__Provided information__
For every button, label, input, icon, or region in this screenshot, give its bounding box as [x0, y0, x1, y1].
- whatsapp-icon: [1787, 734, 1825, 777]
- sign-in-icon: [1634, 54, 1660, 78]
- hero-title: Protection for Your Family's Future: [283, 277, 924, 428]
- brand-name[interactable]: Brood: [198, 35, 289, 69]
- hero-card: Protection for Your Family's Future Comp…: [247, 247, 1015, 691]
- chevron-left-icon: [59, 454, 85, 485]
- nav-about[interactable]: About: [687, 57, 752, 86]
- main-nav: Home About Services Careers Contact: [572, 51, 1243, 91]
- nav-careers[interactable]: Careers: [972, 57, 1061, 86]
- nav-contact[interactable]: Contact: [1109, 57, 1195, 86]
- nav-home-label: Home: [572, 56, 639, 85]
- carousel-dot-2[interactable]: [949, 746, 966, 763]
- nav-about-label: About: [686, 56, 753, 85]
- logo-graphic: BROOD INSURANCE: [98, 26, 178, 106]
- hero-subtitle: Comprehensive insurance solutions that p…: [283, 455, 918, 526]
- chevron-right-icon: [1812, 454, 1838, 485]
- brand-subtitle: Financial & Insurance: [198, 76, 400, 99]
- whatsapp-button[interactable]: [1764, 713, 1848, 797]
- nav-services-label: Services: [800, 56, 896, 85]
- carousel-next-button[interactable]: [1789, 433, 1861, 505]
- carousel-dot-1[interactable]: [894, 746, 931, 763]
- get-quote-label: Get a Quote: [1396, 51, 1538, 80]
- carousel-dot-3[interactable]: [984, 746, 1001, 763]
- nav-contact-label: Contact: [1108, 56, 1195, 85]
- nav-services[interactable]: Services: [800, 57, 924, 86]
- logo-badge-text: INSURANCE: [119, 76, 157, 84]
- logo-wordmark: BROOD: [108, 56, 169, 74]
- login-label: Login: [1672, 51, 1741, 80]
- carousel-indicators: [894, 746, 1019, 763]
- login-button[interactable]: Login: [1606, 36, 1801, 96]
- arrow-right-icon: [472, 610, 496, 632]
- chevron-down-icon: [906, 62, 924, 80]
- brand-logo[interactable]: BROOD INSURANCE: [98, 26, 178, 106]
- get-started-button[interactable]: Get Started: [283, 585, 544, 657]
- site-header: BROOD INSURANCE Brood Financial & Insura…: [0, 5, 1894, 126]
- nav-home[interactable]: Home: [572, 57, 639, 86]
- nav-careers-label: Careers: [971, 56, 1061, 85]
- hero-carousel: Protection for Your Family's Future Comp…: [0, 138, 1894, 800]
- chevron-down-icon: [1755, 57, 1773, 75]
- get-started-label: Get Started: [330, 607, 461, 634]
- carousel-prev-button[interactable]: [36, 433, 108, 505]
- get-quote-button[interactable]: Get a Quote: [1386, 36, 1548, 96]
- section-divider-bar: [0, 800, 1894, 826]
...
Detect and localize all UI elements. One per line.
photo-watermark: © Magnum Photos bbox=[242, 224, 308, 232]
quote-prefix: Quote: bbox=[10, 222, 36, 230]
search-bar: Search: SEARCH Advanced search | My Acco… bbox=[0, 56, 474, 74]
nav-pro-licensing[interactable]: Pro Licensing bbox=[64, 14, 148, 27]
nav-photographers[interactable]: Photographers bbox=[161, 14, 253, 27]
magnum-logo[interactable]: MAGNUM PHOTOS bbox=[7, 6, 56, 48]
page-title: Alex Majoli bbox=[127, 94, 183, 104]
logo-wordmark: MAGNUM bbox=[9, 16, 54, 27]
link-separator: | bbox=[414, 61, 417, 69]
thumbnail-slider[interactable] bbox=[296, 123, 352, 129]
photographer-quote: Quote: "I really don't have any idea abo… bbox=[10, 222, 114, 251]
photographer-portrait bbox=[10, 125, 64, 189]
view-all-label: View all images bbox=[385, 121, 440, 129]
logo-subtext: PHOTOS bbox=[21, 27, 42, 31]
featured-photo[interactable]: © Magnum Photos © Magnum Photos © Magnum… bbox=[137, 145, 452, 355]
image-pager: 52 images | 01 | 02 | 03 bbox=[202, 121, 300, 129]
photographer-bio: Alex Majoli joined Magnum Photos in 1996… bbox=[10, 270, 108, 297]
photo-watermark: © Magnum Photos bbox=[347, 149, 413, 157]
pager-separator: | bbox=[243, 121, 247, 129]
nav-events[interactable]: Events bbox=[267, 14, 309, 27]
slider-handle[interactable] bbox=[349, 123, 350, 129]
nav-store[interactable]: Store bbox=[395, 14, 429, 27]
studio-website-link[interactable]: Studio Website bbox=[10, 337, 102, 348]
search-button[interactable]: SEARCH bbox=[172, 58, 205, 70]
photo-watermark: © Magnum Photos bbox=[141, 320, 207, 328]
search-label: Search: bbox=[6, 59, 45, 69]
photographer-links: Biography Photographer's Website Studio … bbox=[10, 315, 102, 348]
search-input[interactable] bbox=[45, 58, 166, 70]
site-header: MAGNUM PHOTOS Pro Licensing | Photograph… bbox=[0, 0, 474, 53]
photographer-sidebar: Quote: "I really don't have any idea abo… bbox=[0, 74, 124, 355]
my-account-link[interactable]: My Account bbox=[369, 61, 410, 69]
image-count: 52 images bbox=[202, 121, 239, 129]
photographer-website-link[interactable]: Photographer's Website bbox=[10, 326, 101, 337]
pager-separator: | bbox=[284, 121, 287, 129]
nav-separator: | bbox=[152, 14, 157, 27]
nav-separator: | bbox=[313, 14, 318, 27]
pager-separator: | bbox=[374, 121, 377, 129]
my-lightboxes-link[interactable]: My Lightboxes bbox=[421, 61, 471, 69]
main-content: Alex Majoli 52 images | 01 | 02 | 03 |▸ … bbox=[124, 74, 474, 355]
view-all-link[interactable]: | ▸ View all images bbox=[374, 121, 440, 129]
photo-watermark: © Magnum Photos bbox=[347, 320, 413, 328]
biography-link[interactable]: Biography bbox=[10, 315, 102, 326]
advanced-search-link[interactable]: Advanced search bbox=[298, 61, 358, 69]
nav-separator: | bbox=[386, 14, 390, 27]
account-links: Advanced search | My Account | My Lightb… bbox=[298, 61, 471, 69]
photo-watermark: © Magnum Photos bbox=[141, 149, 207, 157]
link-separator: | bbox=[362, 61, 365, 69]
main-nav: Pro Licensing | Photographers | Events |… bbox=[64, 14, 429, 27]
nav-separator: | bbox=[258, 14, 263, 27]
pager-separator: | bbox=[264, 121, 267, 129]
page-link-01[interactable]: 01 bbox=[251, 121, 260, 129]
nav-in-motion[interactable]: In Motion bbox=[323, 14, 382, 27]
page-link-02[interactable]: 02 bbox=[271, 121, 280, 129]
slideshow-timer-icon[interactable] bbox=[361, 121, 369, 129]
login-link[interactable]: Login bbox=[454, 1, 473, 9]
==
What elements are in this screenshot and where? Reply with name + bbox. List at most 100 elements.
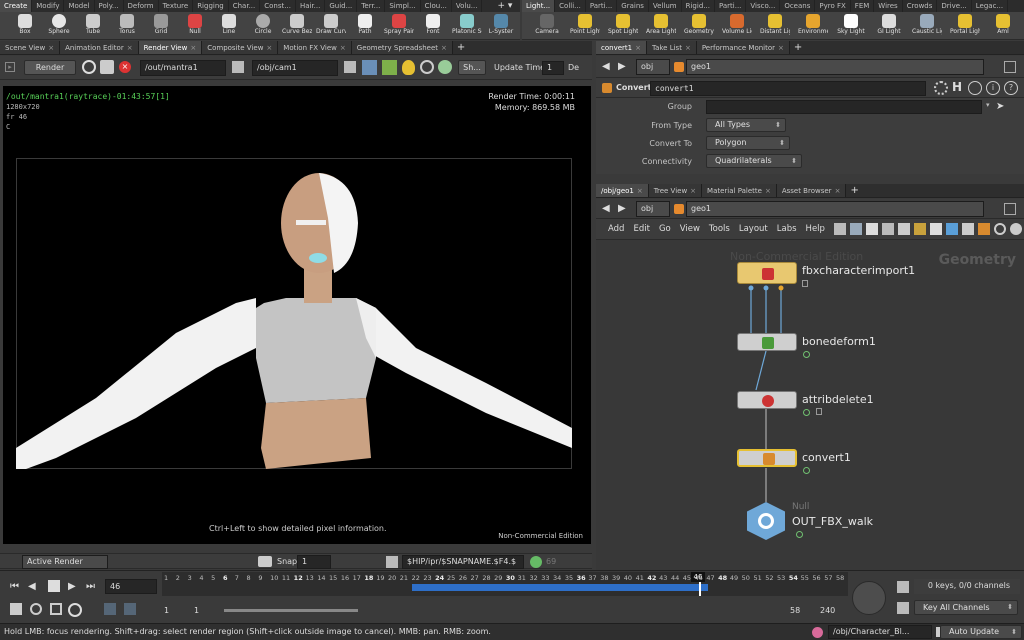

__Set exercise__
Can you print the stretch of the records from the line containing "Detect and localize" through the line containing "studio-website-link[interactable]: Studio Website", character for character and with nothing else?

__Task answer__
Detect and localize all UI elements. One per line.
photo-watermark: © Magnum Photos bbox=[242, 224, 308, 232]
quote-prefix: Quote: bbox=[10, 222, 36, 230]
search-bar: Search: SEARCH Advanced search | My Acco… bbox=[0, 56, 474, 74]
nav-pro-licensing[interactable]: Pro Licensing bbox=[64, 14, 148, 27]
nav-photographers[interactable]: Photographers bbox=[161, 14, 253, 27]
magnum-logo[interactable]: MAGNUM PHOTOS bbox=[7, 6, 56, 48]
page-title: Alex Majoli bbox=[127, 94, 183, 104]
logo-wordmark: MAGNUM bbox=[9, 16, 54, 27]
link-separator: | bbox=[414, 61, 417, 69]
thumbnail-slider[interactable] bbox=[296, 123, 352, 129]
photographer-quote: Quote: "I really don't have any idea abo… bbox=[10, 222, 114, 251]
photographer-portrait bbox=[10, 125, 64, 189]
view-all-label: View all images bbox=[385, 121, 440, 129]
logo-subtext: PHOTOS bbox=[21, 27, 42, 31]
featured-photo[interactable]: © Magnum Photos © Magnum Photos © Magnum… bbox=[137, 145, 452, 355]
image-pager: 52 images | 01 | 02 | 03 bbox=[202, 121, 300, 129]
photographer-bio: Alex Majoli joined Magnum Photos in 1996… bbox=[10, 270, 108, 297]
photo-watermark: © Magnum Photos bbox=[347, 149, 413, 157]
pager-separator: | bbox=[243, 121, 247, 129]
nav-events[interactable]: Events bbox=[267, 14, 309, 27]
slider-handle[interactable] bbox=[349, 123, 350, 129]
nav-store[interactable]: Store bbox=[395, 14, 429, 27]
studio-website-link[interactable]: Studio Website bbox=[10, 337, 102, 348]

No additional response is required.